Exercise inputs:
------

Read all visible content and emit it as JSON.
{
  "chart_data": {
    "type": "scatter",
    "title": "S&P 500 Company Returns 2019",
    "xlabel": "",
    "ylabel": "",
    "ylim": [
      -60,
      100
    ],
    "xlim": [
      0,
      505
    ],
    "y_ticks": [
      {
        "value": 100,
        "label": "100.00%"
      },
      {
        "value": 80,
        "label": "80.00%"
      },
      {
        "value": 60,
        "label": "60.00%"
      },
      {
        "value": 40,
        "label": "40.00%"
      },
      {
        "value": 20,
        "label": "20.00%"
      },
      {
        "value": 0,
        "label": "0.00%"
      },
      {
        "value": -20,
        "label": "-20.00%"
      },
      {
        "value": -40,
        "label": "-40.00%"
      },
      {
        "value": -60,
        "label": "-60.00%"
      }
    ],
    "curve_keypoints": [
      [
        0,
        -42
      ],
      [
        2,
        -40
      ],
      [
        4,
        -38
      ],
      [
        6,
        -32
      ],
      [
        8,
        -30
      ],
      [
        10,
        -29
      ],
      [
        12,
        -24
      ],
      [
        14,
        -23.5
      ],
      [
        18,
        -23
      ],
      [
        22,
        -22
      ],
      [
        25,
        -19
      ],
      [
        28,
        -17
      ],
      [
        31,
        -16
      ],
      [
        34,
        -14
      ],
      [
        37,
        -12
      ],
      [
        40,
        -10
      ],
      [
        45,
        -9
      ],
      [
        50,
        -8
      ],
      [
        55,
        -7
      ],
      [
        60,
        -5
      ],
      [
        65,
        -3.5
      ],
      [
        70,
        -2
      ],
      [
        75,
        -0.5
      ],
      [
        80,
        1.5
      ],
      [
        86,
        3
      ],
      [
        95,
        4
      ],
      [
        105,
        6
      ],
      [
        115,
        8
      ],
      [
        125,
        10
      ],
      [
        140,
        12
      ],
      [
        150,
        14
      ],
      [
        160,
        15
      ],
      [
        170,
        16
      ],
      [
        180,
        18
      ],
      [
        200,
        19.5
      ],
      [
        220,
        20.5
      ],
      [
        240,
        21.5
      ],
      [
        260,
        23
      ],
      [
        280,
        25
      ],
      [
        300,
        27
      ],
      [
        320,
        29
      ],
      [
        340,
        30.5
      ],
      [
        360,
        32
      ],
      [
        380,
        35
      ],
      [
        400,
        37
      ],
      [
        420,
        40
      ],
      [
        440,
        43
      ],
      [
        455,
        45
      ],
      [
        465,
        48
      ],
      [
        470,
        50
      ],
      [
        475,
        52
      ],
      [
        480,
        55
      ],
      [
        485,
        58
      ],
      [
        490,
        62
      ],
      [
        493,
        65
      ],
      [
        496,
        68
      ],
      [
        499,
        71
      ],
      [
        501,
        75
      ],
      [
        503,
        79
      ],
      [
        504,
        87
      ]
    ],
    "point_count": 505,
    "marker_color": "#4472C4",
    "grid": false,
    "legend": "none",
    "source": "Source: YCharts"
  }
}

------

Work to be completed:
Scan the material above for the word "value". Copy each line where it occurs.

Result for this exercise:
        "value": 100,
        "value": 80,
        "value": 60,
        "value": 40,
        "value": 20,
        "value": 0,
        "value": -20,
        "value": -40,
        "value": -60,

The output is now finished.